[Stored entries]
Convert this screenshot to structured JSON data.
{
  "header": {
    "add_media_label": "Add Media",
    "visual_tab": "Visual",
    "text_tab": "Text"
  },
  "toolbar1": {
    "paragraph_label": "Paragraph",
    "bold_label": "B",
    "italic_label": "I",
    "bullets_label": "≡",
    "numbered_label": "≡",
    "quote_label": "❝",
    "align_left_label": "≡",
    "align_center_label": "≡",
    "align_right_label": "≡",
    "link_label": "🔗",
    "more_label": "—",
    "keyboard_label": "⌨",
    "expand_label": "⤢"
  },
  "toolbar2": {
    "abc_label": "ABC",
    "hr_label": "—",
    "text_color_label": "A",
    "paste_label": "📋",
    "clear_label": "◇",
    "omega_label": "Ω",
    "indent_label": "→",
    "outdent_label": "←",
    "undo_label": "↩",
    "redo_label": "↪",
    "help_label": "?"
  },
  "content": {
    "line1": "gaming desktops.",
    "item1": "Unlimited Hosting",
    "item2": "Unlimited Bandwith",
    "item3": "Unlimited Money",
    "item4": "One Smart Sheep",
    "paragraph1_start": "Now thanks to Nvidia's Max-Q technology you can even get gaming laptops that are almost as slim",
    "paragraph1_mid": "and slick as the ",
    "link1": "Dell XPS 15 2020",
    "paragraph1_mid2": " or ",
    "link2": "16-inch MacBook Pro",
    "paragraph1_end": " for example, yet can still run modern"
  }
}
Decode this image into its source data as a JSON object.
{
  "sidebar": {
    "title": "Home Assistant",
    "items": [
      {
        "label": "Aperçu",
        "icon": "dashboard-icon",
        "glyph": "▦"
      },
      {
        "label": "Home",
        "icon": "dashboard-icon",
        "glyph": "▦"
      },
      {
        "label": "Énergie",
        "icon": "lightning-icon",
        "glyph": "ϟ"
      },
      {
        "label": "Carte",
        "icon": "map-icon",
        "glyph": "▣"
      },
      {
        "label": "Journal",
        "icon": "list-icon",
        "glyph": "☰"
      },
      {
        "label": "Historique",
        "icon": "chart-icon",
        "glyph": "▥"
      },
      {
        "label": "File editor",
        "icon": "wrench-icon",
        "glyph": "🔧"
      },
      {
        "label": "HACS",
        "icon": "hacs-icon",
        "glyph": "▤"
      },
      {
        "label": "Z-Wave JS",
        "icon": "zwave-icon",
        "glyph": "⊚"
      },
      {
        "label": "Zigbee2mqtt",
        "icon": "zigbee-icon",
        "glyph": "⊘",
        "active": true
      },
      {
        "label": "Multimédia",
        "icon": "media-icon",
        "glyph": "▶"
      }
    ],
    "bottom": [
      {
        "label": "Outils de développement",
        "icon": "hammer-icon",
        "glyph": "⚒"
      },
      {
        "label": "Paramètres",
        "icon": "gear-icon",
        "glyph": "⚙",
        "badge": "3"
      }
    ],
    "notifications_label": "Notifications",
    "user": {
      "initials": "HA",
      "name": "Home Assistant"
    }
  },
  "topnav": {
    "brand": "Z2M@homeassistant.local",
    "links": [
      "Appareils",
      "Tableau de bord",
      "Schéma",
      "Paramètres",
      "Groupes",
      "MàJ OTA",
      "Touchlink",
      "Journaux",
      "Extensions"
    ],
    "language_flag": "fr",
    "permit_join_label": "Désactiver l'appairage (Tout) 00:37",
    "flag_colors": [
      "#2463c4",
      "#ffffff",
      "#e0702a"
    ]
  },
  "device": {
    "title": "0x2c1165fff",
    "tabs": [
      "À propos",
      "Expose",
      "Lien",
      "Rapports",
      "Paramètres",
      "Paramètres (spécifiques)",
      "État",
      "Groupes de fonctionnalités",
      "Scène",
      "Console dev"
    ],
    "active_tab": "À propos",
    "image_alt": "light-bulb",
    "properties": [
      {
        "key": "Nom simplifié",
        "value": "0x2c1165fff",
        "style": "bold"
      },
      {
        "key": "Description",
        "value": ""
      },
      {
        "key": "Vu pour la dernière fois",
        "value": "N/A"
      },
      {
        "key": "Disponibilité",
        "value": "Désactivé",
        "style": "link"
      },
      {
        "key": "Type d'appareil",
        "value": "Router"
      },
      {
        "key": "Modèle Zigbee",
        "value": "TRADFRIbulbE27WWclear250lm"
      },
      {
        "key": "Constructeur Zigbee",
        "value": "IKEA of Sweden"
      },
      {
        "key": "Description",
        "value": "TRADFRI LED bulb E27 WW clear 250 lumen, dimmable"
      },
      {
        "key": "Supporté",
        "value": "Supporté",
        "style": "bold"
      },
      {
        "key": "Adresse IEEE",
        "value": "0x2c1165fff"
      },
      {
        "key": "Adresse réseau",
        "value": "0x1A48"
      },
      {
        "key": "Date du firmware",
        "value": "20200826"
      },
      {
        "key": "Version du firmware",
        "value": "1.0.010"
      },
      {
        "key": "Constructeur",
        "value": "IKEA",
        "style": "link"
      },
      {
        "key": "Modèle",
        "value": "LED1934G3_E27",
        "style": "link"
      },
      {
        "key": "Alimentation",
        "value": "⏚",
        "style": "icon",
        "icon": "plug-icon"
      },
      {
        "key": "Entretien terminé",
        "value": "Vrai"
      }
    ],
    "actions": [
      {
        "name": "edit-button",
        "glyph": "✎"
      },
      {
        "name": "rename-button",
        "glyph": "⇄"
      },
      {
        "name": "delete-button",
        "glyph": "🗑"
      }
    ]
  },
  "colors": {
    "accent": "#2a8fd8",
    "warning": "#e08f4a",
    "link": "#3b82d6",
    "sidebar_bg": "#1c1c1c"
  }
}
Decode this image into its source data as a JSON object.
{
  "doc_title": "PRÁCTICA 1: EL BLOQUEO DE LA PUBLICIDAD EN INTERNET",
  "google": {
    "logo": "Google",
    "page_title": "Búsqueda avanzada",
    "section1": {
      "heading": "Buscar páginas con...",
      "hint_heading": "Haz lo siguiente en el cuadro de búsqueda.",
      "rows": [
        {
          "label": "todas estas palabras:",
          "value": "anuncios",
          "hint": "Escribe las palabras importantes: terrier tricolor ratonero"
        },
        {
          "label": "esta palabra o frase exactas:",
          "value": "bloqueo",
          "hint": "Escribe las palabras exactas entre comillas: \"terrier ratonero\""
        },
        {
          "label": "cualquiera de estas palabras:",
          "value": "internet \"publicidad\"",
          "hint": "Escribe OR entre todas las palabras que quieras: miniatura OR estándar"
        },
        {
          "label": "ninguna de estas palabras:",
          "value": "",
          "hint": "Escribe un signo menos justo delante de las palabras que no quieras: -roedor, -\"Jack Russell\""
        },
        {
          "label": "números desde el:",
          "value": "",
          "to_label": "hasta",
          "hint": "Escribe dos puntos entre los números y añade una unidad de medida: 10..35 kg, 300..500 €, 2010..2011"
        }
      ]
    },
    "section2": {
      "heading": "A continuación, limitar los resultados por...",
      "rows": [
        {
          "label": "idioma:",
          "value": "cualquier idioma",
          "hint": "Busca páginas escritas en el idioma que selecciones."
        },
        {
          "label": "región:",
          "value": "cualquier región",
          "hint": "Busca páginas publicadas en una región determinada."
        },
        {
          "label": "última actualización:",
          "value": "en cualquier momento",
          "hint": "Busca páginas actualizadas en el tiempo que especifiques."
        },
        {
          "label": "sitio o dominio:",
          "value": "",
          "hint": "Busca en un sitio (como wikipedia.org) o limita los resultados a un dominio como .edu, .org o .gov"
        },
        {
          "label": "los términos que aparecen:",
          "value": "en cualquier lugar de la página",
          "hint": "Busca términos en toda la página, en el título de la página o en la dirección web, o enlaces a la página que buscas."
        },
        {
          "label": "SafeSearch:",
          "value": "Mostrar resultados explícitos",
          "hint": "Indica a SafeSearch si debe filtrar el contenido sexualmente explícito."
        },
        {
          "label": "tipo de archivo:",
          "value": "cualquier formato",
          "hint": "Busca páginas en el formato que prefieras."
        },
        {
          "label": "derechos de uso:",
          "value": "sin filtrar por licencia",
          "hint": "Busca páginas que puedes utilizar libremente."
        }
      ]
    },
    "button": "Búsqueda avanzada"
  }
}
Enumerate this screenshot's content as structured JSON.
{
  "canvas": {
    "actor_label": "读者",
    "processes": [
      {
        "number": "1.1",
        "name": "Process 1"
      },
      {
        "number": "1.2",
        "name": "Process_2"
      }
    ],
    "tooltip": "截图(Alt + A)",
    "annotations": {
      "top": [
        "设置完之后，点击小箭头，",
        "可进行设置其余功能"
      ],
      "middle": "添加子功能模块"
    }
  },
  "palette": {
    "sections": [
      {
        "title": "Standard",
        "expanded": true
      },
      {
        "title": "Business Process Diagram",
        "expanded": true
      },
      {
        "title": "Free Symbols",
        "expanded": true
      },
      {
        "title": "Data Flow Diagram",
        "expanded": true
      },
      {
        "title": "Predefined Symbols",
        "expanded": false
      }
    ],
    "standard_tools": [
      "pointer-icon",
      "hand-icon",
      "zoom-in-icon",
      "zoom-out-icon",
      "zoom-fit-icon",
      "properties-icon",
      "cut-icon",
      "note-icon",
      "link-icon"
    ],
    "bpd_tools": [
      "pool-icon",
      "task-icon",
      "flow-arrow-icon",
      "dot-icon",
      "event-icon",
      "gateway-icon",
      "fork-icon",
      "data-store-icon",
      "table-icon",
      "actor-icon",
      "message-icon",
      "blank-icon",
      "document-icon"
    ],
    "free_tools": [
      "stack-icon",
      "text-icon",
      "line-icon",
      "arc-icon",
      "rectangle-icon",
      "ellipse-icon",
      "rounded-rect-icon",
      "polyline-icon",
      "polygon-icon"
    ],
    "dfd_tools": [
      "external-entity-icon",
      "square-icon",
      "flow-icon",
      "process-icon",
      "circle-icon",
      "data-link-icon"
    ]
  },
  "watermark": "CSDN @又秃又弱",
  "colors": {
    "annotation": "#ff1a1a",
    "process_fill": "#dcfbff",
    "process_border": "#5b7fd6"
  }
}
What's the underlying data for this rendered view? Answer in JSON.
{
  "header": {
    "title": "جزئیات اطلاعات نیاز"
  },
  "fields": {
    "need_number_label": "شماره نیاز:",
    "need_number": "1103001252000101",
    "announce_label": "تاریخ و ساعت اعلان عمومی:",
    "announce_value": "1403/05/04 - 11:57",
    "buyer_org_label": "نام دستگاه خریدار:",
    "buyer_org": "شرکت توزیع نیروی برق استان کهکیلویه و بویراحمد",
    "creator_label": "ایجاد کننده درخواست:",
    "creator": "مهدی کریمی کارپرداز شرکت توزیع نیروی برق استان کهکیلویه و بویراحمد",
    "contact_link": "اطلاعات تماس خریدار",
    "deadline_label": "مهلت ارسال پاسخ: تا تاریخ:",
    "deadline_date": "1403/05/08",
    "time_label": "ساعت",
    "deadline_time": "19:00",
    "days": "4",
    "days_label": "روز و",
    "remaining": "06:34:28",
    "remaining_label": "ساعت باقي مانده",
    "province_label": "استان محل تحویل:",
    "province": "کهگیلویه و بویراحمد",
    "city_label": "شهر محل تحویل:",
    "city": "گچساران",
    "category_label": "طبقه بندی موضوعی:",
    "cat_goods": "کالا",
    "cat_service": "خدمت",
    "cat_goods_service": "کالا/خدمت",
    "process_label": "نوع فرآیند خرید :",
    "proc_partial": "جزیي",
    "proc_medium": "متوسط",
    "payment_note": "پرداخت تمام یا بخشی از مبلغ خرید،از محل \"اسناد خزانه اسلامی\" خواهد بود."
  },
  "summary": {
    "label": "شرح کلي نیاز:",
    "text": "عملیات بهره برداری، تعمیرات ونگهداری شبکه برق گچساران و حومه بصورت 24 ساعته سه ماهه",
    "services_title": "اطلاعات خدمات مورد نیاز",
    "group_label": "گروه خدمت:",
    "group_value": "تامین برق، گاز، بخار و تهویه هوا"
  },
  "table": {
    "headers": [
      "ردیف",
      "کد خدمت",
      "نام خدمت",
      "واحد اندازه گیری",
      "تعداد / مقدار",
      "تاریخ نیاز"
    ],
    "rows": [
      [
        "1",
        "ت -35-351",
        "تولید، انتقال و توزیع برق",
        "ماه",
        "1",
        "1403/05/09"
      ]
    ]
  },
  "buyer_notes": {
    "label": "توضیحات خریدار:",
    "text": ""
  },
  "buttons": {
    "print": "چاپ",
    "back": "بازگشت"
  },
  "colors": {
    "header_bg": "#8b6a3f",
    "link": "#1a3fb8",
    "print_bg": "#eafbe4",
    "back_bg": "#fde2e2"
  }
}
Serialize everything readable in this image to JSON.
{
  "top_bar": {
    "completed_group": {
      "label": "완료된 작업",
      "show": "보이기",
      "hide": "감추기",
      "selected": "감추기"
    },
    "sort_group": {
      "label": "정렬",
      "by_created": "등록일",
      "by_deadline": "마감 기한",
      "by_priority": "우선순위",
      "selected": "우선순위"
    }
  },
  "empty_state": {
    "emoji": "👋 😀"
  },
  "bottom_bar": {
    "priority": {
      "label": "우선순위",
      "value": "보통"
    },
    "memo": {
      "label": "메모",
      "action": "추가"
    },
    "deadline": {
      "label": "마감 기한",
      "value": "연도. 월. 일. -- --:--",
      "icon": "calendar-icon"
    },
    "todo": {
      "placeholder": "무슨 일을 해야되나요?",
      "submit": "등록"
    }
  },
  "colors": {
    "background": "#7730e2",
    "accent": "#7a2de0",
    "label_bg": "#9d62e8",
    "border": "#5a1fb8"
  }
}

• **Goal of the exercise**
From the data above, copy each line where the string "توزیع" appears.

• **Answer in full**
    "buyer_org": "شرکت توزیع نیروی برق استان کهکیلویه و بویراحمد",
    "creator": "مهدی کریمی کارپرداز شرکت توزیع نیروی برق استان کهکیلویه و بویراحمد",
        "تولید، انتقال و توزیع برق",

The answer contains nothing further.